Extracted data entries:

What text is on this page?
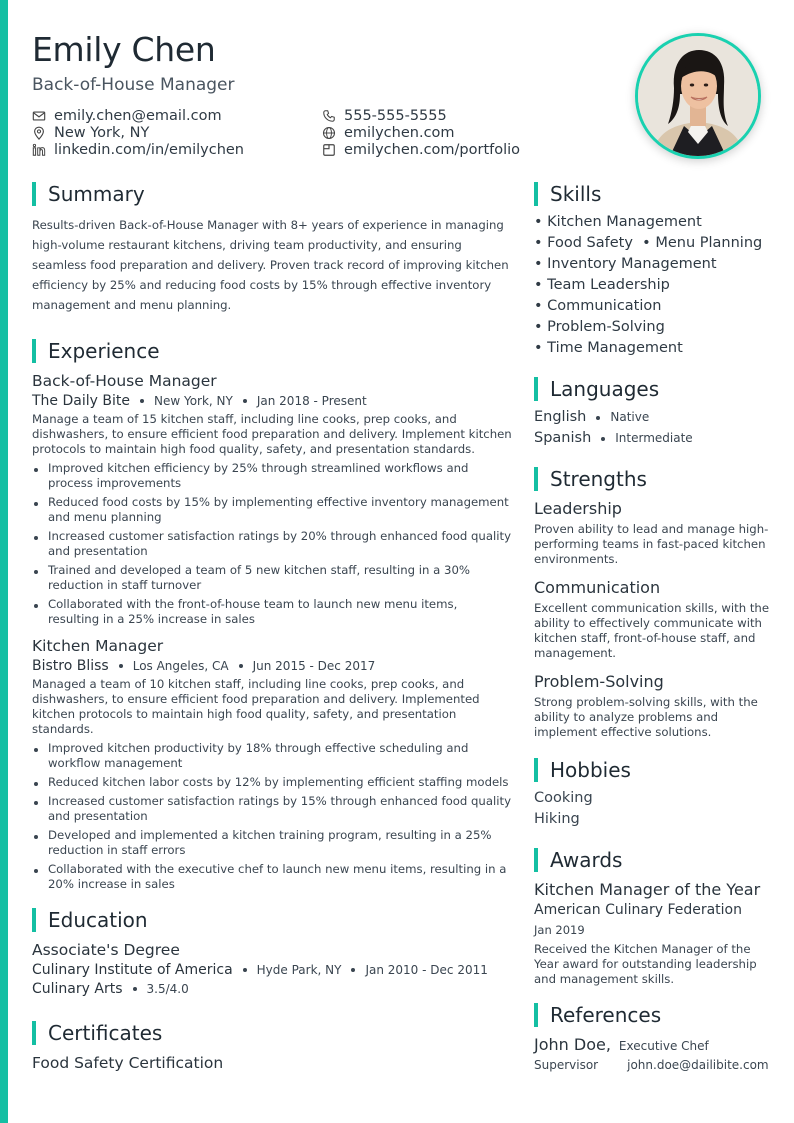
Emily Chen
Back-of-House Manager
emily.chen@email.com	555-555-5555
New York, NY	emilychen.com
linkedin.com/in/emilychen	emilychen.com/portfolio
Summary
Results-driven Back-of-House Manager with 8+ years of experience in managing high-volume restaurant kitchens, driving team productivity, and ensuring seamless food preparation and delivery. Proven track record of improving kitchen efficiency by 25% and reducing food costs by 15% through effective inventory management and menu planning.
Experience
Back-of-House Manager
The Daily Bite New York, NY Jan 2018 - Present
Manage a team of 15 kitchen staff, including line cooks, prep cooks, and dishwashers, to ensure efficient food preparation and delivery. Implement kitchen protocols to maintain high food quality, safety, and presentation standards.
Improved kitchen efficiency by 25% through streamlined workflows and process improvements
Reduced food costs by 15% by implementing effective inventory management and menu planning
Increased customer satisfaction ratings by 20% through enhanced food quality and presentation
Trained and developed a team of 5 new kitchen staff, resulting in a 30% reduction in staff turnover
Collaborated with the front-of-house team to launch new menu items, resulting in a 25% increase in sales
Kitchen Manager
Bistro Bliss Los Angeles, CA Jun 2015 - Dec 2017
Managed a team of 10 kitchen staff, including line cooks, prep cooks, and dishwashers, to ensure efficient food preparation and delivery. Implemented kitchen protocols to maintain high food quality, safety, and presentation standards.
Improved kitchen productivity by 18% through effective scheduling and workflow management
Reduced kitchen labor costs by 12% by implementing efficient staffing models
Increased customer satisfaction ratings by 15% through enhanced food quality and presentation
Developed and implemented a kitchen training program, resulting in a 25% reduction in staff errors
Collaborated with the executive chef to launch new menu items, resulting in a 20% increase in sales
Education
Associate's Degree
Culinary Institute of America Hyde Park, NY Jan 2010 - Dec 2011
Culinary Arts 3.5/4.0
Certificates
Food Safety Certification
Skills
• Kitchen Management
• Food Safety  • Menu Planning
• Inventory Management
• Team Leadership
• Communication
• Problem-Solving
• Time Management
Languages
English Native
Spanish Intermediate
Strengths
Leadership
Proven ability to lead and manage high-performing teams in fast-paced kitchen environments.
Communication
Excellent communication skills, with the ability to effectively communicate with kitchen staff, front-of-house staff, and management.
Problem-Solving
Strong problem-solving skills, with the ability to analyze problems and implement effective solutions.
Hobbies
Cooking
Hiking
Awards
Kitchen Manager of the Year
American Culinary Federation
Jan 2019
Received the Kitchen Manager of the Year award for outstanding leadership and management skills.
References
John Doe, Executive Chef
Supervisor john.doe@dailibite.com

==

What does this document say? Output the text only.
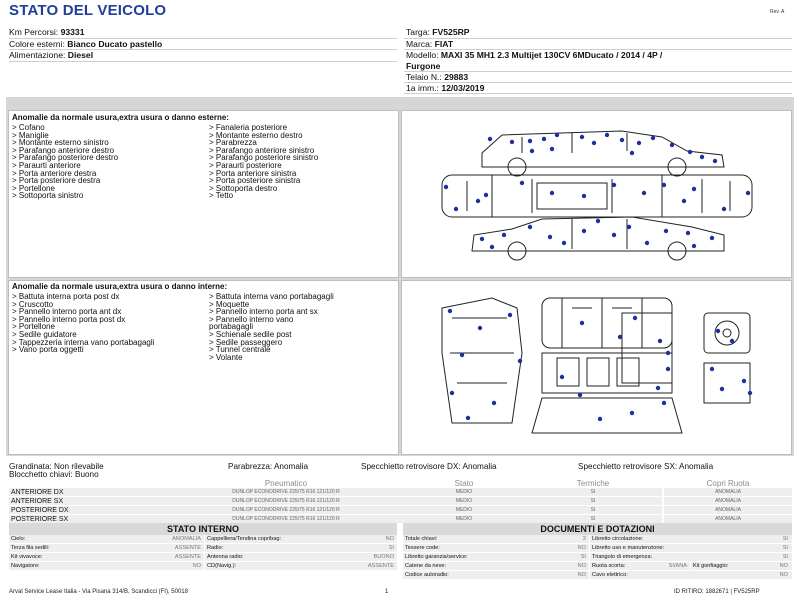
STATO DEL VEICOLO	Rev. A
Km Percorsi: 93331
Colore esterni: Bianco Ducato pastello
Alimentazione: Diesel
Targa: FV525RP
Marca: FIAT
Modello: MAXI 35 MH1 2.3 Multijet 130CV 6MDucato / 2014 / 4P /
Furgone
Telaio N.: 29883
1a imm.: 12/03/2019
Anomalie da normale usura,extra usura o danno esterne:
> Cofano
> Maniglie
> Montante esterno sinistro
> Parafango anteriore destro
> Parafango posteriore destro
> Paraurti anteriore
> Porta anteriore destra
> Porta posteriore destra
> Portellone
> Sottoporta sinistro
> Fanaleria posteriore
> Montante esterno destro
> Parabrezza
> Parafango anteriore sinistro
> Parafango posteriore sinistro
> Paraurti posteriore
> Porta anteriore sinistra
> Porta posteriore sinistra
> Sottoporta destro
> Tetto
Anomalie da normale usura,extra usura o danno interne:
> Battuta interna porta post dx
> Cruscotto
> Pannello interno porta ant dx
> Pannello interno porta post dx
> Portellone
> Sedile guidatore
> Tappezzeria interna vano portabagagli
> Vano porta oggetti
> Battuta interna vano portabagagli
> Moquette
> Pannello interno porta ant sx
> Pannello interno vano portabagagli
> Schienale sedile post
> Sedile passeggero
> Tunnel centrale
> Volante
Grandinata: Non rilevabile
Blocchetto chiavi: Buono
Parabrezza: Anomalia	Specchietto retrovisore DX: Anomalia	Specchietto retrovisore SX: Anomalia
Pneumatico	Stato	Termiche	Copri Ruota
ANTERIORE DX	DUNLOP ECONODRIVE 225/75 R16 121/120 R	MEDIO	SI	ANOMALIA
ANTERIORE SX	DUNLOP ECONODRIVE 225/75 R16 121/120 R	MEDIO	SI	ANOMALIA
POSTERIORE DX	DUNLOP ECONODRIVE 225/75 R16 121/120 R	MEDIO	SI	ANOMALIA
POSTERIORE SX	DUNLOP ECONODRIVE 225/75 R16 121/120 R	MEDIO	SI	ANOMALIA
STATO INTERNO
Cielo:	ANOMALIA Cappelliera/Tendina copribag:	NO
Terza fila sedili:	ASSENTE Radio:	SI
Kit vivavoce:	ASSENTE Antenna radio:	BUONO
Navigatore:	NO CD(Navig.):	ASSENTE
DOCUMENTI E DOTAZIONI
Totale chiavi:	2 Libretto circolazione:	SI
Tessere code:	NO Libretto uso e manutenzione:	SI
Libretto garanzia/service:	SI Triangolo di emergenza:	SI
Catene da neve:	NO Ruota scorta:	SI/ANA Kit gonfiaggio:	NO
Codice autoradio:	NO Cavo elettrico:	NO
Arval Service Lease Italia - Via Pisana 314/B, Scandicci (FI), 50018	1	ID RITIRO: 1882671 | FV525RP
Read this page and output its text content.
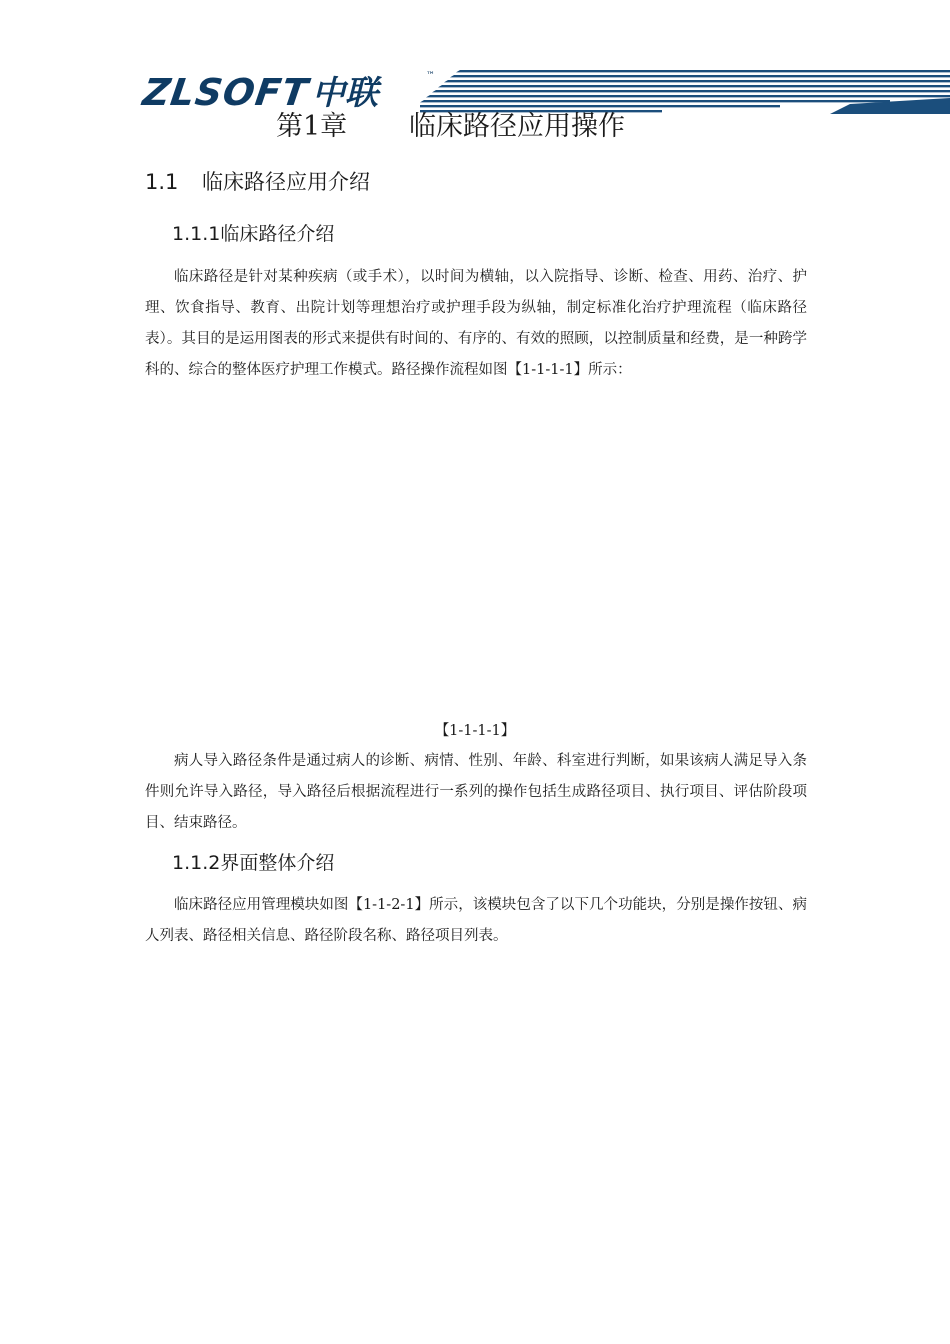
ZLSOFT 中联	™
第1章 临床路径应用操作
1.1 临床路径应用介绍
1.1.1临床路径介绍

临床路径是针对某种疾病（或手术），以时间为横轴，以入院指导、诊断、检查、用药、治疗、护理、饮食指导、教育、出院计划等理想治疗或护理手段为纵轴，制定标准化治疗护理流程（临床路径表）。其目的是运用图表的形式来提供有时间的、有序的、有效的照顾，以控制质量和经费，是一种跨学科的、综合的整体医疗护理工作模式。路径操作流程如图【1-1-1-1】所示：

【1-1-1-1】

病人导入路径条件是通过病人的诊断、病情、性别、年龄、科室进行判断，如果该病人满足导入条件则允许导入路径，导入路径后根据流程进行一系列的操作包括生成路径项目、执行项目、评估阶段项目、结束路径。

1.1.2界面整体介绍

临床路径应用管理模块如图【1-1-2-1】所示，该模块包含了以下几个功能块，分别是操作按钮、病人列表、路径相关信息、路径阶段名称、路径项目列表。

* * *

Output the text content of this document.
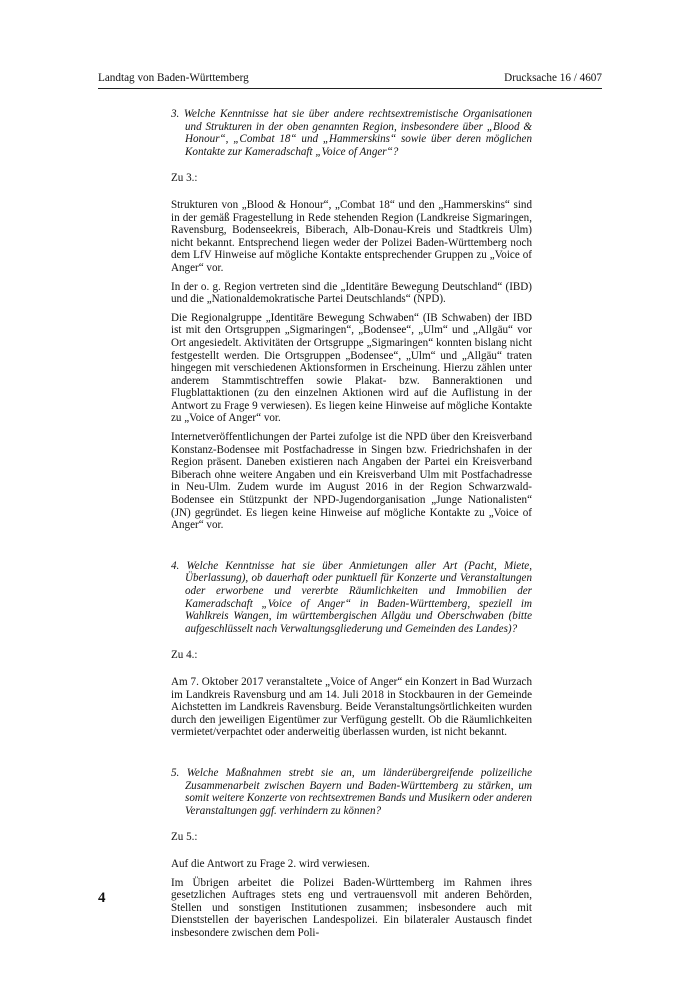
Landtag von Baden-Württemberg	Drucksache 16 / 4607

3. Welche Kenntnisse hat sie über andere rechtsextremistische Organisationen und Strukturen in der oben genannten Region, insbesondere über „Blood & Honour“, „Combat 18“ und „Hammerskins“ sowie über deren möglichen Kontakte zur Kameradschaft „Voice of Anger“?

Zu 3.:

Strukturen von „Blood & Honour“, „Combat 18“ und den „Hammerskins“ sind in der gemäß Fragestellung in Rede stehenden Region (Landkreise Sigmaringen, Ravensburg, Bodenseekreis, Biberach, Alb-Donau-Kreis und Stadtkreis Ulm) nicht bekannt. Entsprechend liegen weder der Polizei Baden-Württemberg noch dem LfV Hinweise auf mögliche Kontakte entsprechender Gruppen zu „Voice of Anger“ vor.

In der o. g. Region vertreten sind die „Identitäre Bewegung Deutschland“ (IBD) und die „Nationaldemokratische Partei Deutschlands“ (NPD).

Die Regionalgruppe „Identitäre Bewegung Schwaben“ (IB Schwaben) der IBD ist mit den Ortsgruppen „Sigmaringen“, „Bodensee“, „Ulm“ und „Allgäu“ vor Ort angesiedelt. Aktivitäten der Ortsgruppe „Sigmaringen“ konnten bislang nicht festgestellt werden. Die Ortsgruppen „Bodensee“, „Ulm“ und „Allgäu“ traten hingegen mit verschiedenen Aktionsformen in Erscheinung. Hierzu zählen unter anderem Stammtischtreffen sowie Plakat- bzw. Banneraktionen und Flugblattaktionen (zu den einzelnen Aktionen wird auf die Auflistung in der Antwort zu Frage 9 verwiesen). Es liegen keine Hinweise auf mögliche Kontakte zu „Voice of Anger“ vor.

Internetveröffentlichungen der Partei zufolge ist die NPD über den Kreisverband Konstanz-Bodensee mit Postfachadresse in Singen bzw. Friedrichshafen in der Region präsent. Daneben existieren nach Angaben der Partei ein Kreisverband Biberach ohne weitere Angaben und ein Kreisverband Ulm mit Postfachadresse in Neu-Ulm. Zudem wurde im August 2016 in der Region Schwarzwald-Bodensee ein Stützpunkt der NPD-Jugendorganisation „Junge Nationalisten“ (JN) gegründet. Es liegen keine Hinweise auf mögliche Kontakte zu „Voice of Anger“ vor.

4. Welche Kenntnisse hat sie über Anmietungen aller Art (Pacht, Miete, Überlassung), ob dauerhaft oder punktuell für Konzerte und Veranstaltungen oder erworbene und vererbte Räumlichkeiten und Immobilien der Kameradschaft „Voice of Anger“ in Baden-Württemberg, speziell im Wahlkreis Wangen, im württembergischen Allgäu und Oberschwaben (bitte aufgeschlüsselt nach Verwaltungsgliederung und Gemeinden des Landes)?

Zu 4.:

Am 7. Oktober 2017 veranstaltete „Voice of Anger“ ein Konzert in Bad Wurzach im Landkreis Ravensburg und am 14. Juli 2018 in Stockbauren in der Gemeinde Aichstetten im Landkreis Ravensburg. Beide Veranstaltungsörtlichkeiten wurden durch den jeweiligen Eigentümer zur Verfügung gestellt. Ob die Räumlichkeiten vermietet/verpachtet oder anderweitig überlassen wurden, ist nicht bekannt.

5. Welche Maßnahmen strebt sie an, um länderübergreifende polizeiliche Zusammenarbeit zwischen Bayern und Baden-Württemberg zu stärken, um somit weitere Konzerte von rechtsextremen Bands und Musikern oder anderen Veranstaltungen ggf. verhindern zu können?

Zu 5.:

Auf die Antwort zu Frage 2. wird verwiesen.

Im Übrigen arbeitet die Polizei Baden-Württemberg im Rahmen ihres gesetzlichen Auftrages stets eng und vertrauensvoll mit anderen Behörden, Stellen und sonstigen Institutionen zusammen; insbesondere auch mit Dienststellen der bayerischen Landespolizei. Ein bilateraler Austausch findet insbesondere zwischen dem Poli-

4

EXERCISE
Which lines include "Improved"? Copy each of them out.

THE SOLUTION
Improved kitchen efficiency by 25% through streamlined workflows and process improvements
Improved kitchen productivity by 18% through effective scheduling and workflow management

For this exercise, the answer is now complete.